#### [What you have to do]
Copy out all lines that hold "voting".

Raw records
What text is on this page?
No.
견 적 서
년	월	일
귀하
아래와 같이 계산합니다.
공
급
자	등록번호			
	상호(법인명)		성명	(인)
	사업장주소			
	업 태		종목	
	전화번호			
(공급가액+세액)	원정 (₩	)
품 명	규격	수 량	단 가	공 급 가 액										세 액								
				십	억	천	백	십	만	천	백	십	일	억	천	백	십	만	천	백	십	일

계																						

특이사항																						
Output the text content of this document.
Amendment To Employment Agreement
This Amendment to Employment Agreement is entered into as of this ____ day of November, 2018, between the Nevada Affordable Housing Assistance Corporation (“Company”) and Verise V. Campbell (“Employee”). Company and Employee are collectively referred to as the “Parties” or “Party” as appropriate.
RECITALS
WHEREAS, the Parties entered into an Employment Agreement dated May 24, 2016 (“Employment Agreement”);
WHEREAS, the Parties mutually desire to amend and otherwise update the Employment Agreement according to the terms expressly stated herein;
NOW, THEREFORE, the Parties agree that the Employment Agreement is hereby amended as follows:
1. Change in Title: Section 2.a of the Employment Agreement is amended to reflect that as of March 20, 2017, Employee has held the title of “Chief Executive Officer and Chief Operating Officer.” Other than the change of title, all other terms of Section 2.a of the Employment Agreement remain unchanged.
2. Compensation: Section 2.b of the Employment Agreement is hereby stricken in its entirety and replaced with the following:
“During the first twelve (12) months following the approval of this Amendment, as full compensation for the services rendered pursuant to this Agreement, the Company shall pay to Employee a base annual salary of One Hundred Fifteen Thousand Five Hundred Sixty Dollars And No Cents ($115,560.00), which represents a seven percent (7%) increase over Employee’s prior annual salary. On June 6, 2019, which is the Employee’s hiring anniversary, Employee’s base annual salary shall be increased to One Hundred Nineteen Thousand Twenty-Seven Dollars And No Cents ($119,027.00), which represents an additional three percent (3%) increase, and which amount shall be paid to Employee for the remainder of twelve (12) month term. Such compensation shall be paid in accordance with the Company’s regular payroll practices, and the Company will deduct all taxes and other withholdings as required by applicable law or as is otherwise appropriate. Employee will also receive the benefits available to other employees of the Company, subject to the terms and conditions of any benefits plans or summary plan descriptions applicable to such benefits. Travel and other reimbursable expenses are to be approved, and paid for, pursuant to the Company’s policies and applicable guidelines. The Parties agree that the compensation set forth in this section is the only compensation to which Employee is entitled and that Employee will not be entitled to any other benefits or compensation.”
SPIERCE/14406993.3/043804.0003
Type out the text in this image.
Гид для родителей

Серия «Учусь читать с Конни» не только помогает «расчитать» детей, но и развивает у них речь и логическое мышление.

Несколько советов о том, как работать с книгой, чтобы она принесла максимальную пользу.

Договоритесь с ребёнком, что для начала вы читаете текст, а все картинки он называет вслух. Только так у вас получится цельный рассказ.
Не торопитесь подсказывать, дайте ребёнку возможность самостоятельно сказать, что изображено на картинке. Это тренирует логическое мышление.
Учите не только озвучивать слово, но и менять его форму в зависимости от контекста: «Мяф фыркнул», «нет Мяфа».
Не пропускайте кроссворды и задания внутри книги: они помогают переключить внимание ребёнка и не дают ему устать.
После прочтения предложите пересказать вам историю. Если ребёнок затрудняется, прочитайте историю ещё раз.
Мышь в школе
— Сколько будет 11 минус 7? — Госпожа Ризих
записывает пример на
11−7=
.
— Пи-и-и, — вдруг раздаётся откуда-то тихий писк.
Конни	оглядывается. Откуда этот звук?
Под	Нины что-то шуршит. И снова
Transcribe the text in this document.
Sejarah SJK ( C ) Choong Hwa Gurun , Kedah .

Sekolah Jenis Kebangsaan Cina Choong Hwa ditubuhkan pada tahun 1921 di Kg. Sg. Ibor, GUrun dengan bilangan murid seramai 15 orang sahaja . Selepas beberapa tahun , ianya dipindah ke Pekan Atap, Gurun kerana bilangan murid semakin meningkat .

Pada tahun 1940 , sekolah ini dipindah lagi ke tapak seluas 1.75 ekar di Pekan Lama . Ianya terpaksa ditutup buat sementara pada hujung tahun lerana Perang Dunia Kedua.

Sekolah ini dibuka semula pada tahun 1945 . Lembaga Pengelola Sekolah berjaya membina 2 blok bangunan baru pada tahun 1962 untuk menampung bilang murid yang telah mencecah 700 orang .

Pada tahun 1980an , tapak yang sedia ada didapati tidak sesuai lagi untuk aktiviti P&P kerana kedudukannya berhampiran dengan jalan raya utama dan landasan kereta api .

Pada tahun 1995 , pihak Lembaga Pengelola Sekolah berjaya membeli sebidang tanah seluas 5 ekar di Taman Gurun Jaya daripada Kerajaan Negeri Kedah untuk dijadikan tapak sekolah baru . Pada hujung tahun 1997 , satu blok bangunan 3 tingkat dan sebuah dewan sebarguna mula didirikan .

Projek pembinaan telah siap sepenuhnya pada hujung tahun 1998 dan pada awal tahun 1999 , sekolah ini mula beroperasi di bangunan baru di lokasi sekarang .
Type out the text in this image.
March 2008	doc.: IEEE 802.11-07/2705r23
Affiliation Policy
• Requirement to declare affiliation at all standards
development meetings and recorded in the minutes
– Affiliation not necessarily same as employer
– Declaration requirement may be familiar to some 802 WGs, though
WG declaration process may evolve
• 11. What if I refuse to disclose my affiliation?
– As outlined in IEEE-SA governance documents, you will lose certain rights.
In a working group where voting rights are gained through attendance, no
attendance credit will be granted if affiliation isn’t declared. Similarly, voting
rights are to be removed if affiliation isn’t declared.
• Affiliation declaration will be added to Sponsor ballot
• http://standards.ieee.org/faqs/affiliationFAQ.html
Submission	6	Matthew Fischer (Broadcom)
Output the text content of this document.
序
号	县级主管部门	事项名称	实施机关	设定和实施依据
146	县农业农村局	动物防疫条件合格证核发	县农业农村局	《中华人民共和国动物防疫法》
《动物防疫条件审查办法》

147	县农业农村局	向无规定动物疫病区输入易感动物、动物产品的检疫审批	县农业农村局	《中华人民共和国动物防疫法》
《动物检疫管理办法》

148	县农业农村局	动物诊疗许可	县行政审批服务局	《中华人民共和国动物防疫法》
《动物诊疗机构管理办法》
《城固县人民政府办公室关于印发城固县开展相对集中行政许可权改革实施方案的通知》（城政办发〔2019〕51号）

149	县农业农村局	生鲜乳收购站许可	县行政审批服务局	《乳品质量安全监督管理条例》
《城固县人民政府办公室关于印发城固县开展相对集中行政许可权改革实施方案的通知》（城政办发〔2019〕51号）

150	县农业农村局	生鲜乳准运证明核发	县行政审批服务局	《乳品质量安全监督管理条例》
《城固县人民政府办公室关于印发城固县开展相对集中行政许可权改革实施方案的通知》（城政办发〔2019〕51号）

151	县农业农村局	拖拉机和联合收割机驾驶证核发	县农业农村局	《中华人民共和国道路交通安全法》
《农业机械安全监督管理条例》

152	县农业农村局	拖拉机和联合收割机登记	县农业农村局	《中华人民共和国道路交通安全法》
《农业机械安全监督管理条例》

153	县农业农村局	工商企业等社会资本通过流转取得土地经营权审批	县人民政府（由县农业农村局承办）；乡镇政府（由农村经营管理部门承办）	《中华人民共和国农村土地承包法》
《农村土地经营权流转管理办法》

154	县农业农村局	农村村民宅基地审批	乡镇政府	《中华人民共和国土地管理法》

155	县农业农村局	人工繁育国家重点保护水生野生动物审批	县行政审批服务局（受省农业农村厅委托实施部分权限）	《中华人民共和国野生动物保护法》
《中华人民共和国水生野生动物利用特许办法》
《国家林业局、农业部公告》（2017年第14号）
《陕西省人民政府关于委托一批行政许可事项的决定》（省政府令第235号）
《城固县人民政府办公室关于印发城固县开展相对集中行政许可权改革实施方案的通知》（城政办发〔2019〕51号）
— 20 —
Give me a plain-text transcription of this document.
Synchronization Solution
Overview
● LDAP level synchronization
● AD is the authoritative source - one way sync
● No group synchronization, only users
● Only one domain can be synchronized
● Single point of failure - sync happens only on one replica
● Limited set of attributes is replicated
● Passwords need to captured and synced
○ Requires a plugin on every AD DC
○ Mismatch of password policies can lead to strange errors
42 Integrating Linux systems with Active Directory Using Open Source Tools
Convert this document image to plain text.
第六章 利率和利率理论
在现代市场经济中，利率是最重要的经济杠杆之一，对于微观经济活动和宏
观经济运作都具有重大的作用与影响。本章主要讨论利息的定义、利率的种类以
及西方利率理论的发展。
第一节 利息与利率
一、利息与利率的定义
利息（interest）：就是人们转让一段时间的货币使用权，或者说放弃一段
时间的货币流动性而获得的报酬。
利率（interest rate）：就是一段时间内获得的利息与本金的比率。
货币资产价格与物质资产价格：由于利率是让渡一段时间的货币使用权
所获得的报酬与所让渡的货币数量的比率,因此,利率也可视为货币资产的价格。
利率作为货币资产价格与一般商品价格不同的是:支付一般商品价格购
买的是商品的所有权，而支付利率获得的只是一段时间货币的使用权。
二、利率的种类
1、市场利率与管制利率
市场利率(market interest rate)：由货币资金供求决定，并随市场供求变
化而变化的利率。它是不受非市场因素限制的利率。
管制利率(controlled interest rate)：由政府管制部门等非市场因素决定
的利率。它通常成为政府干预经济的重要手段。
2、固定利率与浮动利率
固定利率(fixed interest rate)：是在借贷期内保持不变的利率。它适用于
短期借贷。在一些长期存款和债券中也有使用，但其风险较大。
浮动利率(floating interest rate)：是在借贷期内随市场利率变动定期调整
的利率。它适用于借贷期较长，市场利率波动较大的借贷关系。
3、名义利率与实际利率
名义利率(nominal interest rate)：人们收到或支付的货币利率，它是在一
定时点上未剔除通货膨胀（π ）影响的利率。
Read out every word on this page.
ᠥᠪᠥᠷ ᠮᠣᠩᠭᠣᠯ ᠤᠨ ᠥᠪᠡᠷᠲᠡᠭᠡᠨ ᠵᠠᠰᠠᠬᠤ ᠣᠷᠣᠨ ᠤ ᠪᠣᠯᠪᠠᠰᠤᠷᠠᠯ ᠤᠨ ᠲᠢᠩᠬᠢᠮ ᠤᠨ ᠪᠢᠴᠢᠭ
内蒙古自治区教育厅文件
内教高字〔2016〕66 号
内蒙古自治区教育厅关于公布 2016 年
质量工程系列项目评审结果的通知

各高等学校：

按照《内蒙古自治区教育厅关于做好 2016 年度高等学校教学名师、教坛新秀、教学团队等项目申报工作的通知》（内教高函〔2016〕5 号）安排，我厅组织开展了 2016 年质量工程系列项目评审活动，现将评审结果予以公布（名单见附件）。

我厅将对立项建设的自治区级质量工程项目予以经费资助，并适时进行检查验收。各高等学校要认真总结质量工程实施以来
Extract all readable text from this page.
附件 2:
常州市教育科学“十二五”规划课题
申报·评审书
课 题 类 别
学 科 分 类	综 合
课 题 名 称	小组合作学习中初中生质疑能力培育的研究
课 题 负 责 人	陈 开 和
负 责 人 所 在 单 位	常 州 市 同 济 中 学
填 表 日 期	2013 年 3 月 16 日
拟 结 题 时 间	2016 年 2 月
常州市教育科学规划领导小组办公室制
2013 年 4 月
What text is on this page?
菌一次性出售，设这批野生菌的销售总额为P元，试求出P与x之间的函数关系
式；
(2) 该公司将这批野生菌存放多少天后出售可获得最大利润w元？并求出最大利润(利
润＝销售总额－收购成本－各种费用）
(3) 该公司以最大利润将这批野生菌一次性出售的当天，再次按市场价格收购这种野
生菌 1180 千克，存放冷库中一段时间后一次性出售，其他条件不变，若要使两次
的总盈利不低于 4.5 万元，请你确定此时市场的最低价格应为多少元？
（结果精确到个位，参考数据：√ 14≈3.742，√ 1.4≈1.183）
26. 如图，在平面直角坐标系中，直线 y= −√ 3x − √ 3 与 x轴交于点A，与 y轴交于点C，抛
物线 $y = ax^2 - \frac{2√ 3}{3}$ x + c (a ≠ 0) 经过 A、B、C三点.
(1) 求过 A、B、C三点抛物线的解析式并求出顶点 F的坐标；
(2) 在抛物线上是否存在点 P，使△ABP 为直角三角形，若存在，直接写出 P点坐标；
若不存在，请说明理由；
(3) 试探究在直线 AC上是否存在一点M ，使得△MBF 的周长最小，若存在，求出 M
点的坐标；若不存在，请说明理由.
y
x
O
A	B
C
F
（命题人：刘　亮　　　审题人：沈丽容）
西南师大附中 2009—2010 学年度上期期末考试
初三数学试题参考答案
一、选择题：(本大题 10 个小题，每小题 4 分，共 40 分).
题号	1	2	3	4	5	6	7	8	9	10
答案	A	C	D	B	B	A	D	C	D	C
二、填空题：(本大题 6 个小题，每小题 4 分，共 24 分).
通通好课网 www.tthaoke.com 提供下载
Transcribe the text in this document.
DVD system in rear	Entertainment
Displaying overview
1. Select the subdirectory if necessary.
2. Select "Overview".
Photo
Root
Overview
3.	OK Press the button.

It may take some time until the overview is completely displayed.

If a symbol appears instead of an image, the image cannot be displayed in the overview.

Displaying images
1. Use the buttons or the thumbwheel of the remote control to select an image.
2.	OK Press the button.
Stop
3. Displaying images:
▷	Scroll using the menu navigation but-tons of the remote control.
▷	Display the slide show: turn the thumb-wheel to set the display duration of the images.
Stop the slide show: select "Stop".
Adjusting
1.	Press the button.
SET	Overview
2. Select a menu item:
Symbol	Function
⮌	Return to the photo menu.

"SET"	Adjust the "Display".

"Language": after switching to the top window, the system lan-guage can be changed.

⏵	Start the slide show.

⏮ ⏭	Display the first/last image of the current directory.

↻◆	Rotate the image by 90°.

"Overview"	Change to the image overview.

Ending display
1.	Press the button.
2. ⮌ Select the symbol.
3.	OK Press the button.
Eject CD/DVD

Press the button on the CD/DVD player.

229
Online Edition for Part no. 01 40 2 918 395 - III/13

#### [Full solution]
In a working group where voting rights are gained through attendance, no
attendance credit will be granted if affiliation isn’t declared. Similarly, voting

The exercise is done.